Give all of the lines again, with nothing added or dropped.
******
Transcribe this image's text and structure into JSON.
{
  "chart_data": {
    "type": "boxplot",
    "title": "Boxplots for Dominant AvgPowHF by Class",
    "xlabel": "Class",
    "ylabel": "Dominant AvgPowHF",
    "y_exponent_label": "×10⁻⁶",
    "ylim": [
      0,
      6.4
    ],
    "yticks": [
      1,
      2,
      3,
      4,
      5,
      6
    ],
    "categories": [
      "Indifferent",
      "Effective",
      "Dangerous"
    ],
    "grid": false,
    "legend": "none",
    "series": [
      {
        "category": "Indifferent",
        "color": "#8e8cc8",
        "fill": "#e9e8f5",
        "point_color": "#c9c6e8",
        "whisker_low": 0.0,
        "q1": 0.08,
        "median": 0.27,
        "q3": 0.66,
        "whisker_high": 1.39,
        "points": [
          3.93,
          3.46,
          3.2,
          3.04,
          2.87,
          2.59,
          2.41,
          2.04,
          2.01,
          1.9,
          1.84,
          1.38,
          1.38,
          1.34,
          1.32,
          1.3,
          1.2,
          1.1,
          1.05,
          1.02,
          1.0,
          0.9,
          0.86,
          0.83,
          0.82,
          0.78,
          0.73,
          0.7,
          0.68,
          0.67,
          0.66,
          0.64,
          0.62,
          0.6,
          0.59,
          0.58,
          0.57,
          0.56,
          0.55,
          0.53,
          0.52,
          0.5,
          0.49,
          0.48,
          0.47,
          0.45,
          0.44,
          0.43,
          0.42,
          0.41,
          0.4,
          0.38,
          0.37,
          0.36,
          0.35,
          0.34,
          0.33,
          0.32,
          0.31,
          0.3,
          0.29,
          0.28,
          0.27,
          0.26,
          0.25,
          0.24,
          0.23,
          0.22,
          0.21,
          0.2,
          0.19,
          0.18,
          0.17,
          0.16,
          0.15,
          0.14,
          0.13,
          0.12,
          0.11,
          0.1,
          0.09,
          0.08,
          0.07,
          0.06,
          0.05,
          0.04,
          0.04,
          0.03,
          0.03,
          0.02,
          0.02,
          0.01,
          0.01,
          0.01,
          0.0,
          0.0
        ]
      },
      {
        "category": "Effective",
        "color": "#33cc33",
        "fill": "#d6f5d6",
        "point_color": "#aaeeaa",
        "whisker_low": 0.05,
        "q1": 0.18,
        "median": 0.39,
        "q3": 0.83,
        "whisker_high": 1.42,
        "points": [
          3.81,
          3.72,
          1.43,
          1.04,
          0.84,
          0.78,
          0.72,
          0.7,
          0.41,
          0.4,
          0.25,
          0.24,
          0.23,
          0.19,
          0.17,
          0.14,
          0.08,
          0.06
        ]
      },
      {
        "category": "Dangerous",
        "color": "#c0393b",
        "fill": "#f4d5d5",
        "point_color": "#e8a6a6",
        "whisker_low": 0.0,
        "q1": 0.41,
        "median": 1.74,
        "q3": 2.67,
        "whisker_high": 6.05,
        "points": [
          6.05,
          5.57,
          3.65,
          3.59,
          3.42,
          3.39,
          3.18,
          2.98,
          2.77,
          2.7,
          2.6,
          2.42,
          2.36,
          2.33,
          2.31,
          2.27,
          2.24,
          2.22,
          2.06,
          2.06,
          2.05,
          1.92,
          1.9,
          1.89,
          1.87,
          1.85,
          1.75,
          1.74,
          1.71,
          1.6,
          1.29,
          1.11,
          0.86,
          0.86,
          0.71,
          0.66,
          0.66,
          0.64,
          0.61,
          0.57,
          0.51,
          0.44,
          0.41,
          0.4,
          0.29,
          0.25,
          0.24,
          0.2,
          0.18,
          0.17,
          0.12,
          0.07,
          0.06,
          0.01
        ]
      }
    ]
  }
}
******
Exercise answer
Transcribe this image's text and structure into JSON.
{
  "chart_data": {
    "type": "boxplot",
    "title": "Boxplots for Dominant AvgPowHF by Class",
    "xlabel": "Class",
    "ylabel": "Dominant AvgPowHF",
    "y_exponent_label": "×10⁻⁶",
    "ylim": [
      0,
      6.4
    ],
    "yticks": [
      1,
      2,
      3,
      4,
      5,
      6
    ],
    "categories": [
      "Indifferent",
      "Effective",
      "Dangerous"
    ],
    "grid": false,
    "legend": "none",
    "series": [
      {
        "category": "Indifferent",
        "color": "#8e8cc8",
        "fill": "#e9e8f5",
        "point_color": "#c9c6e8",
        "whisker_low": 0.0,
        "q1": 0.08,
        "median": 0.27,
        "q3": 0.66,
        "whisker_high": 1.39,
        "points": [
          3.93,
          3.46,
          3.2,
          3.04,
          2.87,
          2.59,
          2.41,
          2.04,
          2.01,
          1.9,
          1.84,
          1.38,
          1.38,
          1.34,
          1.32,
          1.3,
          1.2,
          1.1,
          1.05,
          1.02,
          1.0,
          0.9,
          0.86,
          0.83,
          0.82,
          0.78,
          0.73,
          0.7,
          0.68,
          0.67,
          0.66,
          0.64,
          0.62,
          0.6,
          0.59,
          0.58,
          0.57,
          0.56,
          0.55,
          0.53,
          0.52,
          0.5,
          0.49,
          0.48,
          0.47,
          0.45,
          0.44,
          0.43,
          0.42,
          0.41,
          0.4,
          0.38,
          0.37,
          0.36,
          0.35,
          0.34,
          0.33,
          0.32,
          0.31,
          0.3,
          0.29,
          0.28,
          0.27,
          0.26,
          0.25,
          0.24,
          0.23,
          0.22,
          0.21,
          0.2,
          0.19,
          0.18,
          0.17,
          0.16,
          0.15,
          0.14,
          0.13,
          0.12,
          0.11,
          0.1,
          0.09,
          0.08,
          0.07,
          0.06,
          0.05,
          0.04,
          0.04,
          0.03,
          0.03,
          0.02,
          0.02,
          0.01,
          0.01,
          0.01,
          0.0,
          0.0
        ]
      },
      {
        "category": "Effective",
        "color": "#33cc33",
        "fill": "#d6f5d6",
        "point_color": "#aaeeaa",
        "whisker_low": 0.05,
        "q1": 0.18,
        "median": 0.39,
        "q3": 0.83,
        "whisker_high": 1.42,
        "points": [
          3.81,
          3.72,
          1.43,
          1.04,
          0.84,
          0.78,
          0.72,
          0.7,
          0.41,
          0.4,
          0.25,
          0.24,
          0.23,
          0.19,
          0.17,
          0.14,
          0.08,
          0.06
        ]
      },
      {
        "category": "Dangerous",
        "color": "#c0393b",
        "fill": "#f4d5d5",
        "point_color": "#e8a6a6",
        "whisker_low": 0.0,
        "q1": 0.41,
        "median": 1.74,
        "q3": 2.67,
        "whisker_high": 6.05,
        "points": [
          6.05,
          5.57,
          3.65,
          3.59,
          3.42,
          3.39,
          3.18,
          2.98,
          2.77,
          2.7,
          2.6,
          2.42,
          2.36,
          2.33,
          2.31,
          2.27,
          2.24,
          2.22,
          2.06,
          2.06,
          2.05,
          1.92,
          1.9,
          1.89,
          1.87,
          1.85,
          1.75,
          1.74,
          1.71,
          1.6,
          1.29,
          1.11,
          0.86,
          0.86,
          0.71,
          0.66,
          0.66,
          0.64,
          0.61,
          0.57,
          0.51,
          0.44,
          0.41,
          0.4,
          0.29,
          0.25,
          0.24,
          0.2,
          0.18,
          0.17,
          0.12,
          0.07,
          0.06,
          0.01
        ]
      }
    ]
  }
}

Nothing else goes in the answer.